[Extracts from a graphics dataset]
* * * * * * * * *

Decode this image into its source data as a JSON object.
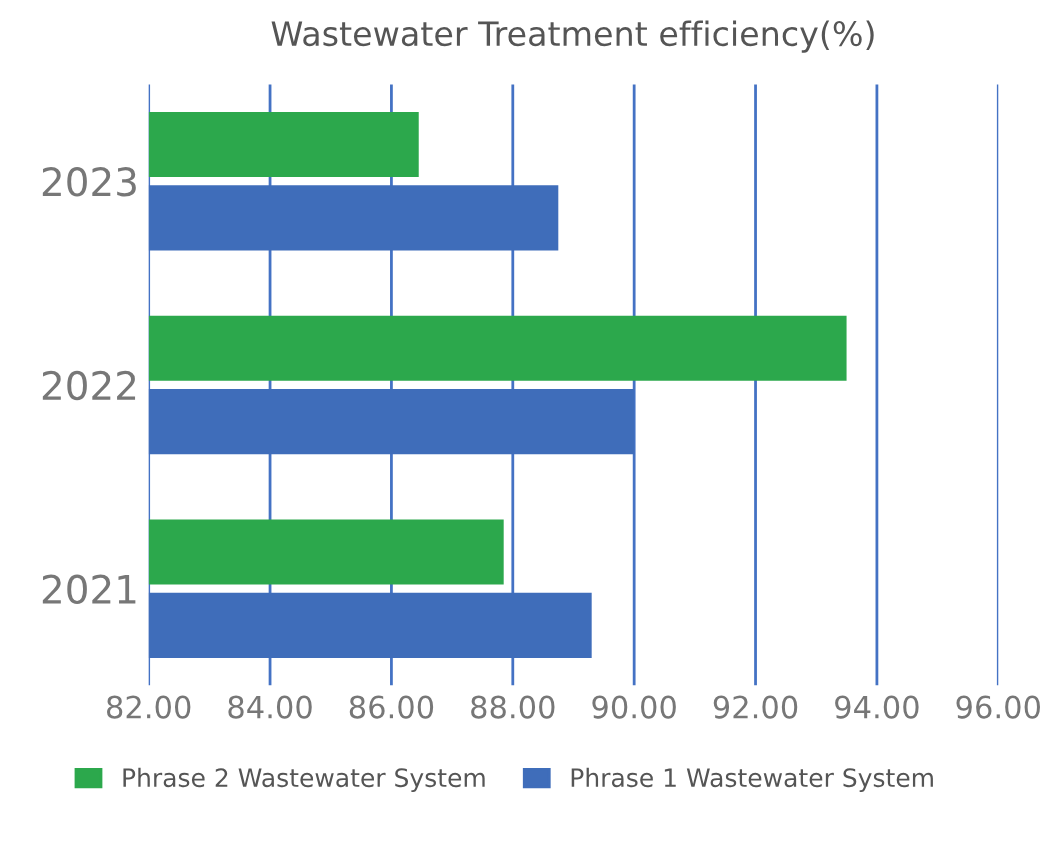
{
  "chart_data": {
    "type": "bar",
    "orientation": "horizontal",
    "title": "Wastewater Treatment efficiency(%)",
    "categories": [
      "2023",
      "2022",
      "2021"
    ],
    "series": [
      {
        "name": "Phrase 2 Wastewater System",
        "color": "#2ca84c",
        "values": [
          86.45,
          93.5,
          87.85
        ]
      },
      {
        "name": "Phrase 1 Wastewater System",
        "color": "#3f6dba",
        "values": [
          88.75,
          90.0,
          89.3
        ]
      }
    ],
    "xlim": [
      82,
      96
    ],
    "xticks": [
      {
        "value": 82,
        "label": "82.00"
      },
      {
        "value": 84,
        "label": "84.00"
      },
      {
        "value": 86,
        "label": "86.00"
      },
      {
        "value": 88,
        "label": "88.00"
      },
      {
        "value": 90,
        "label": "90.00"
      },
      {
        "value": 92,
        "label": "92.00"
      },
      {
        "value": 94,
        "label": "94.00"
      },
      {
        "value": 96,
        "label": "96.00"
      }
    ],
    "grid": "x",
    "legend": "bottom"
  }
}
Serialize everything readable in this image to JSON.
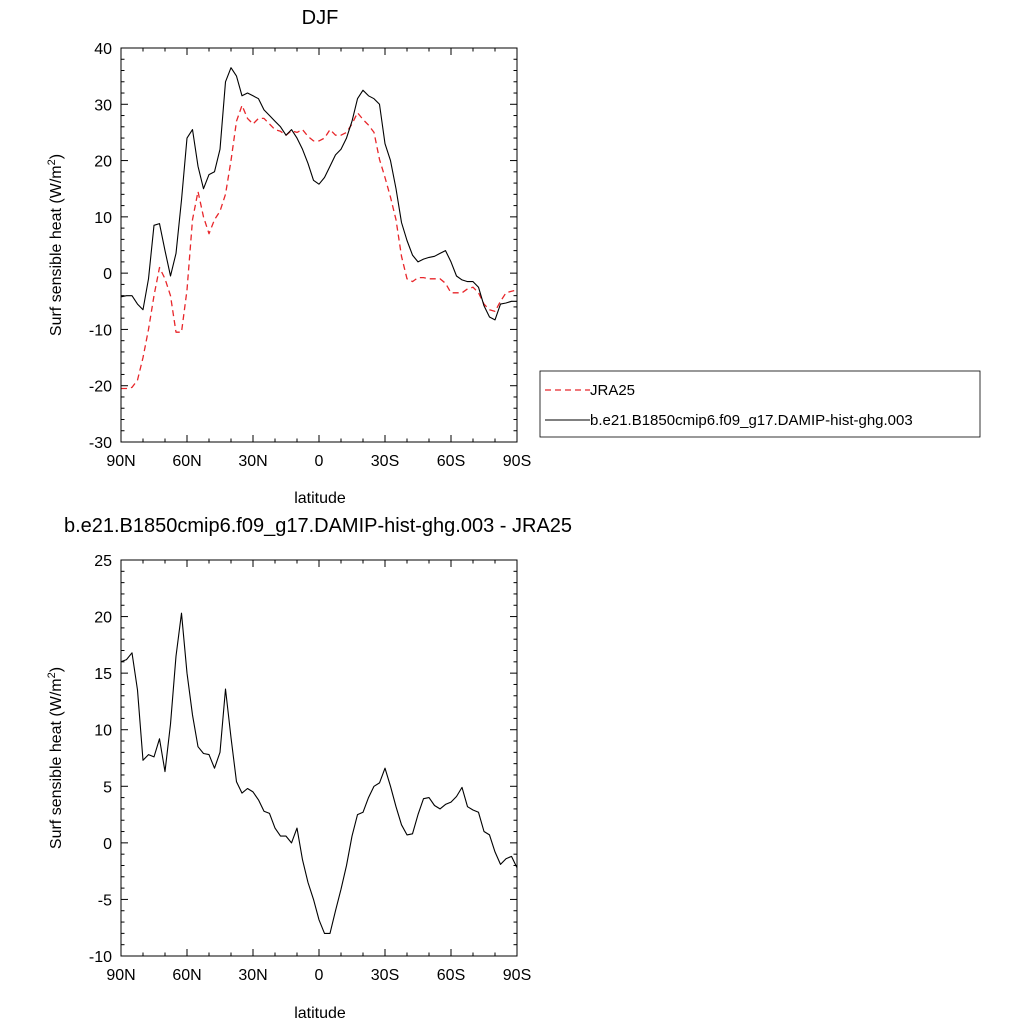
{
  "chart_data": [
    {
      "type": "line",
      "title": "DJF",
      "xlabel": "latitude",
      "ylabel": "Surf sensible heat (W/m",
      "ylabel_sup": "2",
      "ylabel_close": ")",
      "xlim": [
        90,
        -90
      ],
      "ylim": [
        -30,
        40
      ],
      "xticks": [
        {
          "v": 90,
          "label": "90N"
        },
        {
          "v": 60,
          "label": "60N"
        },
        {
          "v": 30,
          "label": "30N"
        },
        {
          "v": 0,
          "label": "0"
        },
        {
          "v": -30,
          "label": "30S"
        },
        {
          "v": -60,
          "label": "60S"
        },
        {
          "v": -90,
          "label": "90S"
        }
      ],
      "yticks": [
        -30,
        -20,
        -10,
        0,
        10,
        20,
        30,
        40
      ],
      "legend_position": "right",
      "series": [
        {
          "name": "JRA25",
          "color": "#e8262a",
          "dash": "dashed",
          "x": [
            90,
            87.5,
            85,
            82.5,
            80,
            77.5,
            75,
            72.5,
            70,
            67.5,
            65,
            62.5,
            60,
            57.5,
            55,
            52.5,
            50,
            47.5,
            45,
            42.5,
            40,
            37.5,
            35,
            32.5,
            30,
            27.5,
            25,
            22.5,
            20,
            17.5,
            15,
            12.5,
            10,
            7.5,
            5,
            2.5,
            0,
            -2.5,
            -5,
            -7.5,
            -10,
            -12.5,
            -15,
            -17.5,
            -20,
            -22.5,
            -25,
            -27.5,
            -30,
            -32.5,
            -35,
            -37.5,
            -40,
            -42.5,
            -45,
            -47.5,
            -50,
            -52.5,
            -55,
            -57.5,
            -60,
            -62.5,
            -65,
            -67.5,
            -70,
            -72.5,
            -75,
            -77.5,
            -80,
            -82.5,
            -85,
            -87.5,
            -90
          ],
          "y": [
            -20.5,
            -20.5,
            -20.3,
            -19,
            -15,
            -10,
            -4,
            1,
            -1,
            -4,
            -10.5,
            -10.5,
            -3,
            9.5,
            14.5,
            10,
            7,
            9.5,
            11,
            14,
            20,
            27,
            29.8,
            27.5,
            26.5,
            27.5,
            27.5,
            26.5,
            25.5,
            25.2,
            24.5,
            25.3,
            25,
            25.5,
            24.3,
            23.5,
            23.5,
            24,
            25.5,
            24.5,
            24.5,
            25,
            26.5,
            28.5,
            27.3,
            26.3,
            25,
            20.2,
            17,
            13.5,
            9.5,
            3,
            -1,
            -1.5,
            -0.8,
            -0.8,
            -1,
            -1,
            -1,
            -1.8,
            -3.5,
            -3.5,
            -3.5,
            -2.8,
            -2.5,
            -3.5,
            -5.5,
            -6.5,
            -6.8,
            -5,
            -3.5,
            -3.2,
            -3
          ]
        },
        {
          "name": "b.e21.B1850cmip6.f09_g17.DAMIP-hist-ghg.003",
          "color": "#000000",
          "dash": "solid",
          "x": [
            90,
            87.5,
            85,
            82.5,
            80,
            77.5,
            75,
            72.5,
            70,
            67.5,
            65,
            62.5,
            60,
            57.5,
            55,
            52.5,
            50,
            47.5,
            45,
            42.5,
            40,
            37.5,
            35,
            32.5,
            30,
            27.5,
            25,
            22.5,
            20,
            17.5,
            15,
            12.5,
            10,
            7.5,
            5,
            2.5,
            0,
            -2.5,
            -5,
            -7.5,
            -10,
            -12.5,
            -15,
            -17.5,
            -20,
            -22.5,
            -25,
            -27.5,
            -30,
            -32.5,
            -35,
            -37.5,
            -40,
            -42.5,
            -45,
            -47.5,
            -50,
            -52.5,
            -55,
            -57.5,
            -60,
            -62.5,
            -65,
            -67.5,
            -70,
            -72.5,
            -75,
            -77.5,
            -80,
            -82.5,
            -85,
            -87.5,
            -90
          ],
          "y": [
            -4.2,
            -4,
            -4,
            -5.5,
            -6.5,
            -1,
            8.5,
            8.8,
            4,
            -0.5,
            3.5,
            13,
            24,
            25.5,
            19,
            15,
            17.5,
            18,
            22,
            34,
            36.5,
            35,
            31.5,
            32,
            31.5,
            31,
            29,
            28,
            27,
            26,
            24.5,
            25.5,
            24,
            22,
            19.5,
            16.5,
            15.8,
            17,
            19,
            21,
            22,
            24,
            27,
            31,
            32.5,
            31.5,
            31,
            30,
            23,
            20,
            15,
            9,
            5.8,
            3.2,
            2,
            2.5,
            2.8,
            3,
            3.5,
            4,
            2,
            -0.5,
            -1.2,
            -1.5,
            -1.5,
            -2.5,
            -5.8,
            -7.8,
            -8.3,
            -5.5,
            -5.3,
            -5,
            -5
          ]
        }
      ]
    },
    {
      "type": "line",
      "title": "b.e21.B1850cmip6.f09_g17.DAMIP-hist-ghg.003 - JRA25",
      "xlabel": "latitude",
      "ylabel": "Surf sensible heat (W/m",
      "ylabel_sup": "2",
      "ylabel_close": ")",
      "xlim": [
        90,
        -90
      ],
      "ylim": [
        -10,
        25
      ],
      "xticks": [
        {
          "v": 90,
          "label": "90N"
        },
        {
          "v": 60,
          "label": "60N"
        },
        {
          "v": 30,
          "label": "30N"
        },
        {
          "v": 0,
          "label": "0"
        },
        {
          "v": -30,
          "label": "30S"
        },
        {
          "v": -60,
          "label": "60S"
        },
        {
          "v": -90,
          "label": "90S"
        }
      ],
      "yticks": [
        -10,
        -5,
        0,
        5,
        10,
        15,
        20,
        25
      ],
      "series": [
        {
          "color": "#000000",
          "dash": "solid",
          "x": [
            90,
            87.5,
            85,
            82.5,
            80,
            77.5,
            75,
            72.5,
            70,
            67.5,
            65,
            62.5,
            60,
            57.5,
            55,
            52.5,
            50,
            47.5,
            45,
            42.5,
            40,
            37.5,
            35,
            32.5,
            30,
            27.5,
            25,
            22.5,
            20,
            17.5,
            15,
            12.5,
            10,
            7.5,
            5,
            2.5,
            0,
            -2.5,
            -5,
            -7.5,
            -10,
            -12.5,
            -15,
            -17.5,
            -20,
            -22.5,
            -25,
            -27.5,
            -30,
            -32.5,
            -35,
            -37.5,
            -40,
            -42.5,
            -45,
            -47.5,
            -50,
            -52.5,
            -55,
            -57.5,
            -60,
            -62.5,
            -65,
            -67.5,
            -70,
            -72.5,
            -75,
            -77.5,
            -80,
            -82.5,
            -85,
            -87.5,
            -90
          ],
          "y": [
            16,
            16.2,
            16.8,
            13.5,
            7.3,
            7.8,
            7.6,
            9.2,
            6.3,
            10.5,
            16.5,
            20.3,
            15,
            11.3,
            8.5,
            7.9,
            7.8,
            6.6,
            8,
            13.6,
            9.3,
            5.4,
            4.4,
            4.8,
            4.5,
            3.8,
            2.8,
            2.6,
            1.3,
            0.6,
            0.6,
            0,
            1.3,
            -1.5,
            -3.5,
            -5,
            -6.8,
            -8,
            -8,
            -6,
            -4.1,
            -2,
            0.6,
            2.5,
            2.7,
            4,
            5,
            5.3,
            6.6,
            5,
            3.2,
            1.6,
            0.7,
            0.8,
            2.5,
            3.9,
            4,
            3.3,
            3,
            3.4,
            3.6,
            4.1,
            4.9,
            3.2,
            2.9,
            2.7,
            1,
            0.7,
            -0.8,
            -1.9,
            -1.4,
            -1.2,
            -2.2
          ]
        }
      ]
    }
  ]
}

* * * * * * * * *

• Problem to solve: All lines above containing the string "this" are to be collected.

• Task result:
Decode this image into its source data as a JSON object.
Serialize everything readable in this image to JSON.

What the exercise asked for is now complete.